Rows from a figure dataset ▸
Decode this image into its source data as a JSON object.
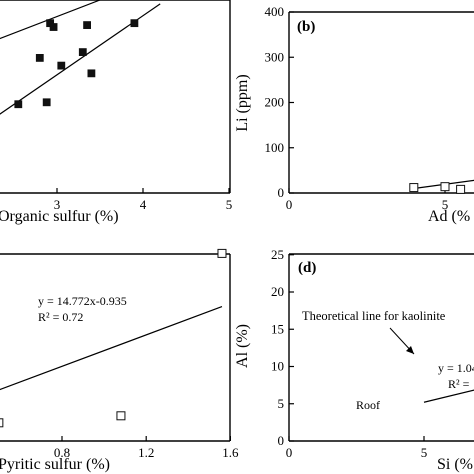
{
  "chart_data": [
    {
      "type": "scatter",
      "panel": "",
      "xlabel": "Organic sulfur (%)",
      "ylabel": "",
      "xlim": [
        0.7,
        5
      ],
      "ylim": [
        0,
        10
      ],
      "xticks": [
        "2",
        "3",
        "4",
        "5"
      ],
      "yticks": [],
      "series": [
        {
          "marker": "filled-square",
          "points": [
            [
              0.7,
              7.7
            ],
            [
              0.85,
              4.8
            ],
            [
              0.98,
              3.3
            ],
            [
              1.25,
              1.7
            ],
            [
              2.55,
              4.6
            ],
            [
              2.8,
              7.0
            ],
            [
              2.88,
              4.7
            ],
            [
              2.92,
              8.8
            ],
            [
              2.96,
              8.6
            ],
            [
              3.05,
              6.6
            ],
            [
              3.3,
              7.3
            ],
            [
              3.35,
              8.7
            ],
            [
              3.4,
              6.2
            ],
            [
              3.9,
              8.8
            ]
          ]
        }
      ],
      "lines": [
        {
          "kind": "upper-bound",
          "x": [
            0.7,
            3.5
          ],
          "y": [
            5.2,
            10
          ]
        },
        {
          "kind": "lower-bound",
          "x": [
            1.0,
            4.2
          ],
          "y": [
            0.0,
            9.8
          ]
        }
      ]
    },
    {
      "type": "scatter",
      "panel": "(b)",
      "xlabel": "Ad (%",
      "ylabel": "Li (ppm)",
      "xlim": [
        0,
        18
      ],
      "ylim": [
        0,
        400
      ],
      "xticks": [
        "0",
        "5",
        "10",
        "15"
      ],
      "yticks": [
        "0",
        "100",
        "200",
        "300",
        "400"
      ],
      "series": [
        {
          "marker": "open-square",
          "points": [
            [
              4.0,
              12
            ],
            [
              5.0,
              14
            ],
            [
              5.5,
              8
            ],
            [
              6.5,
              50
            ],
            [
              6.5,
              36
            ],
            [
              11.0,
              110
            ],
            [
              12.4,
              116
            ],
            [
              12.6,
              68
            ],
            [
              13.0,
              78
            ],
            [
              15.0,
              54
            ]
          ]
        }
      ],
      "lines": [
        {
          "kind": "fit",
          "x": [
            4.0,
            18.0
          ],
          "y": [
            10,
            140
          ]
        }
      ]
    },
    {
      "type": "scatter",
      "panel": "",
      "xlabel": "Pyritic sulfur (%)",
      "ylabel": "",
      "xlim": [
        0.42,
        1.62
      ],
      "ylim": [
        0,
        7
      ],
      "xticks": [
        "0.8",
        "1.2",
        "1.6"
      ],
      "yticks": [],
      "annotations": [
        "y = 14.772x-0.935",
        "R² = 0.72"
      ],
      "series": [
        {
          "marker": "open-square",
          "points": [
            [
              0.5,
              0.65
            ],
            [
              1.08,
              0.9
            ],
            [
              1.56,
              6.7
            ]
          ]
        }
      ],
      "lines": [
        {
          "kind": "fit",
          "x": [
            0.42,
            1.56
          ],
          "y": [
            1.6,
            4.8
          ]
        }
      ]
    },
    {
      "type": "scatter",
      "panel": "(d)",
      "xlabel": "Si (%",
      "ylabel": "Al (%)",
      "xlim": [
        0,
        15
      ],
      "ylim": [
        0,
        25
      ],
      "xticks": [
        "0",
        "5",
        "10"
      ],
      "yticks": [
        "0",
        "5",
        "10",
        "15",
        "20",
        "25"
      ],
      "annotations": [
        "Theoretical line for kaolinite",
        "y = 1.04",
        "R² =",
        "Roof"
      ],
      "series": [
        {
          "name": "Roof",
          "marker": "filled-square",
          "points": [
            [
              8.3,
              5.0
            ]
          ]
        },
        {
          "marker": "open-square",
          "points": [
            [
              9.9,
              10.2
            ],
            [
              10.2,
              10.5
            ]
          ]
        }
      ],
      "lines": [
        {
          "kind": "fit",
          "style": "solid",
          "x": [
            5.0,
            15.0
          ],
          "y": [
            5.2,
            14.0
          ]
        },
        {
          "kind": "theoretical",
          "style": "dashed",
          "x": [
            7.5,
            15.0
          ],
          "y": [
            7.3,
            14.6
          ]
        }
      ]
    }
  ]
}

What is asked ▸ Quote the entries above word for word. Leave the images out.

Finished task ▸
Decode this image into its source data as a JSON object.
{
  "chart_data": [
    {
      "type": "scatter",
      "panel": "",
      "xlabel": "Organic sulfur (%)",
      "ylabel": "",
      "xlim": [
        0.7,
        5
      ],
      "ylim": [
        0,
        10
      ],
      "xticks": [
        "2",
        "3",
        "4",
        "5"
      ],
      "yticks": [],
      "series": [
        {
          "marker": "filled-square",
          "points": [
            [
              0.7,
              7.7
            ],
            [
              0.85,
              4.8
            ],
            [
              0.98,
              3.3
            ],
            [
              1.25,
              1.7
            ],
            [
              2.55,
              4.6
            ],
            [
              2.8,
              7.0
            ],
            [
              2.88,
              4.7
            ],
            [
              2.92,
              8.8
            ],
            [
              2.96,
              8.6
            ],
            [
              3.05,
              6.6
            ],
            [
              3.3,
              7.3
            ],
            [
              3.35,
              8.7
            ],
            [
              3.4,
              6.2
            ],
            [
              3.9,
              8.8
            ]
          ]
        }
      ],
      "lines": [
        {
          "kind": "upper-bound",
          "x": [
            0.7,
            3.5
          ],
          "y": [
            5.2,
            10
          ]
        },
        {
          "kind": "lower-bound",
          "x": [
            1.0,
            4.2
          ],
          "y": [
            0.0,
            9.8
          ]
        }
      ]
    },
    {
      "type": "scatter",
      "panel": "(b)",
      "xlabel": "Ad (%",
      "ylabel": "Li (ppm)",
      "xlim": [
        0,
        18
      ],
      "ylim": [
        0,
        400
      ],
      "xticks": [
        "0",
        "5",
        "10",
        "15"
      ],
      "yticks": [
        "0",
        "100",
        "200",
        "300",
        "400"
      ],
      "series": [
        {
          "marker": "open-square",
          "points": [
            [
              4.0,
              12
            ],
            [
              5.0,
              14
            ],
            [
              5.5,
              8
            ],
            [
              6.5,
              50
            ],
            [
              6.5,
              36
            ],
            [
              11.0,
              110
            ],
            [
              12.4,
              116
            ],
            [
              12.6,
              68
            ],
            [
              13.0,
              78
            ],
            [
              15.0,
              54
            ]
          ]
        }
      ],
      "lines": [
        {
          "kind": "fit",
          "x": [
            4.0,
            18.0
          ],
          "y": [
            10,
            140
          ]
        }
      ]
    },
    {
      "type": "scatter",
      "panel": "",
      "xlabel": "Pyritic sulfur (%)",
      "ylabel": "",
      "xlim": [
        0.42,
        1.62
      ],
      "ylim": [
        0,
        7
      ],
      "xticks": [
        "0.8",
        "1.2",
        "1.6"
      ],
      "yticks": [],
      "annotations": [
        "y = 14.772x-0.935",
        "R² = 0.72"
      ],
      "series": [
        {
          "marker": "open-square",
          "points": [
            [
              0.5,
              0.65
            ],
            [
              1.08,
              0.9
            ],
            [
              1.56,
              6.7
            ]
          ]
        }
      ],
      "lines": [
        {
          "kind": "fit",
          "x": [
            0.42,
            1.56
          ],
          "y": [
            1.6,
            4.8
          ]
        }
      ]
    },
    {
      "type": "scatter",
      "panel": "(d)",
      "xlabel": "Si (%",
      "ylabel": "Al (%)",
      "xlim": [
        0,
        15
      ],
      "ylim": [
        0,
        25
      ],
      "xticks": [
        "0",
        "5",
        "10"
      ],
      "yticks": [
        "0",
        "5",
        "10",
        "15",
        "20",
        "25"
      ],
      "annotations": [
        "Theoretical line for kaolinite",
        "y = 1.04",
        "R² =",
        "Roof"
      ],
      "series": [
        {
          "name": "Roof",
          "marker": "filled-square",
          "points": [
            [
              8.3,
              5.0
            ]
          ]
        },
        {
          "marker": "open-square",
          "points": [
            [
              9.9,
              10.2
            ],
            [
              10.2,
              10.5
            ]
          ]
        }
      ],
      "lines": [
        {
          "kind": "fit",
          "style": "solid",
          "x": [
            5.0,
            15.0
          ],
          "y": [
            5.2,
            14.0
          ]
        },
        {
          "kind": "theoretical",
          "style": "dashed",
          "x": [
            7.5,
            15.0
          ],
          "y": [
            7.3,
            14.6
          ]
        }
      ]
    }
  ]
}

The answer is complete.